WORK TO BE COMPLETED: Copy out lines with the word "this" from the material that follows.

Collected data
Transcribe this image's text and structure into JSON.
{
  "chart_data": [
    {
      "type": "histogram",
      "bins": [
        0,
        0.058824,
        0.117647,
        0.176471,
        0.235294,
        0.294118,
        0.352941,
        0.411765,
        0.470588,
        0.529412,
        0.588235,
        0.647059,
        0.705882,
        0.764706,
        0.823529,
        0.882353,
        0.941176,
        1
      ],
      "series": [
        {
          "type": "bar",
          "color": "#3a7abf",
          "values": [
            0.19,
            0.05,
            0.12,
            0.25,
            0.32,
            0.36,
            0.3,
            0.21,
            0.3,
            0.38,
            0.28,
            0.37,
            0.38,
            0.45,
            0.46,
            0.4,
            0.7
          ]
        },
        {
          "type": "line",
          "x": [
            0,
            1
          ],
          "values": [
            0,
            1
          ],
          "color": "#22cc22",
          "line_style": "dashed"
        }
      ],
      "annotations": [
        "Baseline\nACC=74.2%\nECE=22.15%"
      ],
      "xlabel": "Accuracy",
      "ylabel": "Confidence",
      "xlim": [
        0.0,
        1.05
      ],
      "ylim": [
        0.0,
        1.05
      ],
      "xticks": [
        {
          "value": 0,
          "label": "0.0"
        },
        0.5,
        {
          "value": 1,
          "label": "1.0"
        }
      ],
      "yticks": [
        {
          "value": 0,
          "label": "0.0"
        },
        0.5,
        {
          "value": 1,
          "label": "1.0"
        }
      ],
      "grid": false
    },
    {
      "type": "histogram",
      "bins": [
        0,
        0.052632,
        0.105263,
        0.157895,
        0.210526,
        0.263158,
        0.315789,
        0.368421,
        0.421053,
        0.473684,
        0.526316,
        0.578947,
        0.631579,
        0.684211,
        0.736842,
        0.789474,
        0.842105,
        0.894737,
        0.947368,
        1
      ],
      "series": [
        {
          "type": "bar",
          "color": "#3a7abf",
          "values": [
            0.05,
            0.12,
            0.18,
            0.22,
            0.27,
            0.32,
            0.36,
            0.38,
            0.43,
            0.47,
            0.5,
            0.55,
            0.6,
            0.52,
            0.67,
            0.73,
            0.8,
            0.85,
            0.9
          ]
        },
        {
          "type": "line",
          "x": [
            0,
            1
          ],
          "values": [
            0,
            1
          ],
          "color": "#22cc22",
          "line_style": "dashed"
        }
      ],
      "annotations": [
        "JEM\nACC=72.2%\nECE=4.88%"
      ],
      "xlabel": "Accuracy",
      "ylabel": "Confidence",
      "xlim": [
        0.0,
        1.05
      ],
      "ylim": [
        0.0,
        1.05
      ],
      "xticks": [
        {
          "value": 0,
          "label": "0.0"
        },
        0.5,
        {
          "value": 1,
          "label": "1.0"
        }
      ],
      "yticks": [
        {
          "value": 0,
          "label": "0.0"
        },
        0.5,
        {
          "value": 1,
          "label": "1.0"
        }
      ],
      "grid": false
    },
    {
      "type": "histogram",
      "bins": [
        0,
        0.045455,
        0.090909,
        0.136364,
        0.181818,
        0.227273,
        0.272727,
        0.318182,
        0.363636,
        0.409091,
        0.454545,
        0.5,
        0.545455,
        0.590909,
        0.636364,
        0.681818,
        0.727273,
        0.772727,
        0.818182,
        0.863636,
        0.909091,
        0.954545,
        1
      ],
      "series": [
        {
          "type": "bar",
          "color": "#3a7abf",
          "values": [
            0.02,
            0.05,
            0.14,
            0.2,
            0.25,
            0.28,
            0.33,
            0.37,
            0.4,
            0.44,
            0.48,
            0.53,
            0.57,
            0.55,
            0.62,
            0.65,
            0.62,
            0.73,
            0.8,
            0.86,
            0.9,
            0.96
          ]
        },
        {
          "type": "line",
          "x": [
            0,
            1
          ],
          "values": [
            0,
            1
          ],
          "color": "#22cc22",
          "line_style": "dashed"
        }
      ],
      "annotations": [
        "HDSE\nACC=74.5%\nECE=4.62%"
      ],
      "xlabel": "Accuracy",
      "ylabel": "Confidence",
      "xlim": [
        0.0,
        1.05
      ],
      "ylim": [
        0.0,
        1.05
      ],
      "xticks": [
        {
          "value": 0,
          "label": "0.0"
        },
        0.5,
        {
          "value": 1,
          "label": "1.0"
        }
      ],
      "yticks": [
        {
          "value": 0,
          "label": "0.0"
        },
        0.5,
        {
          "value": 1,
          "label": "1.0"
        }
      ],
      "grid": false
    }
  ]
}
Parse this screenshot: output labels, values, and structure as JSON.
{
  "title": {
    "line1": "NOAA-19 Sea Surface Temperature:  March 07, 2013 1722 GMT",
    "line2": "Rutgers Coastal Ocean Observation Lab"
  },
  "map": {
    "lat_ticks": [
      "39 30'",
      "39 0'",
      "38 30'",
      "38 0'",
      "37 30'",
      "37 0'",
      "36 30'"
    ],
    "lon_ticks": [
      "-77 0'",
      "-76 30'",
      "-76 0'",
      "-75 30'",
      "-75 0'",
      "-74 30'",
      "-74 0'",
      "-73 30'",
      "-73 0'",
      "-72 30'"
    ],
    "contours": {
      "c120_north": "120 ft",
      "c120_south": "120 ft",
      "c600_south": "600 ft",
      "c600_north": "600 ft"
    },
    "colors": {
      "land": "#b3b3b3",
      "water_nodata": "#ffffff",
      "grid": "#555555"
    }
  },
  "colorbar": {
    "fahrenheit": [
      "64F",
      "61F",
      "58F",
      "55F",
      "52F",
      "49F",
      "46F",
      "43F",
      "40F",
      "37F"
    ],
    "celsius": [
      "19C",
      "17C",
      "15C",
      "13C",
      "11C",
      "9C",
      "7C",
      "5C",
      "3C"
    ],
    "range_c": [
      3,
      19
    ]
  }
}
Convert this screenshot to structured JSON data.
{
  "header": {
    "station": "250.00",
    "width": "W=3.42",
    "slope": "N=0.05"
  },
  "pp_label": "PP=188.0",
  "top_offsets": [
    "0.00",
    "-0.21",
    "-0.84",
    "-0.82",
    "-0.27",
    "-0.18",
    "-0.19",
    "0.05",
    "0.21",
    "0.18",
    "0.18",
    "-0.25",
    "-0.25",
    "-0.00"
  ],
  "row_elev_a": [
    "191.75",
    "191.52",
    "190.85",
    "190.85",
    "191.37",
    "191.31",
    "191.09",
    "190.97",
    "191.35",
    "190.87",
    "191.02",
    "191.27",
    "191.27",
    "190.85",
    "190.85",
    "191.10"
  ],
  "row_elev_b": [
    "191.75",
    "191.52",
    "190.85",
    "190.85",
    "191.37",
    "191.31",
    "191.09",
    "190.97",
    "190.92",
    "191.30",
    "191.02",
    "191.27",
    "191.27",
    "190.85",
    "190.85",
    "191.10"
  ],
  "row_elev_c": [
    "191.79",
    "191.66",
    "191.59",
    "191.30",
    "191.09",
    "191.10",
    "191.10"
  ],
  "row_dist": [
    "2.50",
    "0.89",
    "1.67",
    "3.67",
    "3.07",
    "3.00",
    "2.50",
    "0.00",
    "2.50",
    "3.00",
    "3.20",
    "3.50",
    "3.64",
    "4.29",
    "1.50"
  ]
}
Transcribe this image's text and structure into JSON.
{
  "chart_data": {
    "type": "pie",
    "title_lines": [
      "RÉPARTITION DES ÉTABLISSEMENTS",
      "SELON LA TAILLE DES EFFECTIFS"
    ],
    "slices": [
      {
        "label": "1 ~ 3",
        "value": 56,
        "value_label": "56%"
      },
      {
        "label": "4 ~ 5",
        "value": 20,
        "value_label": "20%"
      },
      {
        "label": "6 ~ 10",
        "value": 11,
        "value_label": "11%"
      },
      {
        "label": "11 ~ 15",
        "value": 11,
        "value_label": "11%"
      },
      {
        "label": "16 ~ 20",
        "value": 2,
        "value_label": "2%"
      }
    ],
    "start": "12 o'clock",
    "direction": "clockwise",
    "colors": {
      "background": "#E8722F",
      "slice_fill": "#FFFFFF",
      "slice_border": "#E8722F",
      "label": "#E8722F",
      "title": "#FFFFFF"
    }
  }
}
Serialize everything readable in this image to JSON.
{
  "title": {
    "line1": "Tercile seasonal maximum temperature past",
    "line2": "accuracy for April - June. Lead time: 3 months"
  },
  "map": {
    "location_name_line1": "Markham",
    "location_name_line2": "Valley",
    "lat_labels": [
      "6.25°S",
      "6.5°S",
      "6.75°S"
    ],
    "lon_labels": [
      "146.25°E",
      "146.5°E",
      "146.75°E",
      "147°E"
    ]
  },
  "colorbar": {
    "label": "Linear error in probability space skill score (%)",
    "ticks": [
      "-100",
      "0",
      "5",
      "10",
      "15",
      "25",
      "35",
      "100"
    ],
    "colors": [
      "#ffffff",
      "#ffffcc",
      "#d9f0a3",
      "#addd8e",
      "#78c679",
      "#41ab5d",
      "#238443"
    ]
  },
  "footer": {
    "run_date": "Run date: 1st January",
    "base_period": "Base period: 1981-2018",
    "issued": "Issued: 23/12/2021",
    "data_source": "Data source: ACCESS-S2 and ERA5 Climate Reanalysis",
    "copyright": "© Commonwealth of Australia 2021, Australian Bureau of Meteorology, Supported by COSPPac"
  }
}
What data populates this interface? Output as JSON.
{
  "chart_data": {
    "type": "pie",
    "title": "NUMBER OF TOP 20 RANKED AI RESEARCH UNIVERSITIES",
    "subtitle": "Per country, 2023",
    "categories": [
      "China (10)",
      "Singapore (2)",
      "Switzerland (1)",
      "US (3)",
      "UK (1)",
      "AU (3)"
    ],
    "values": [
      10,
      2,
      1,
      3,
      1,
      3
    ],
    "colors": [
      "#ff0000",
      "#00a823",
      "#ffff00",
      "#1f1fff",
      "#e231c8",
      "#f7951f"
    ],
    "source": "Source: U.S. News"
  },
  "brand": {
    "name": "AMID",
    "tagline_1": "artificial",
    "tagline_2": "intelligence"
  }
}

RESULT OF THE EXERCISE:
Transcribe this image's text and structure into JSON.
Parse this screenshot: output labels, values, and structure as JSON.
Convert this screenshot to structured JSON data.
Transcribe this image's text and structure into JSON.
Serialize everything readable in this image to JSON.
What data populates this interface? Output as JSON.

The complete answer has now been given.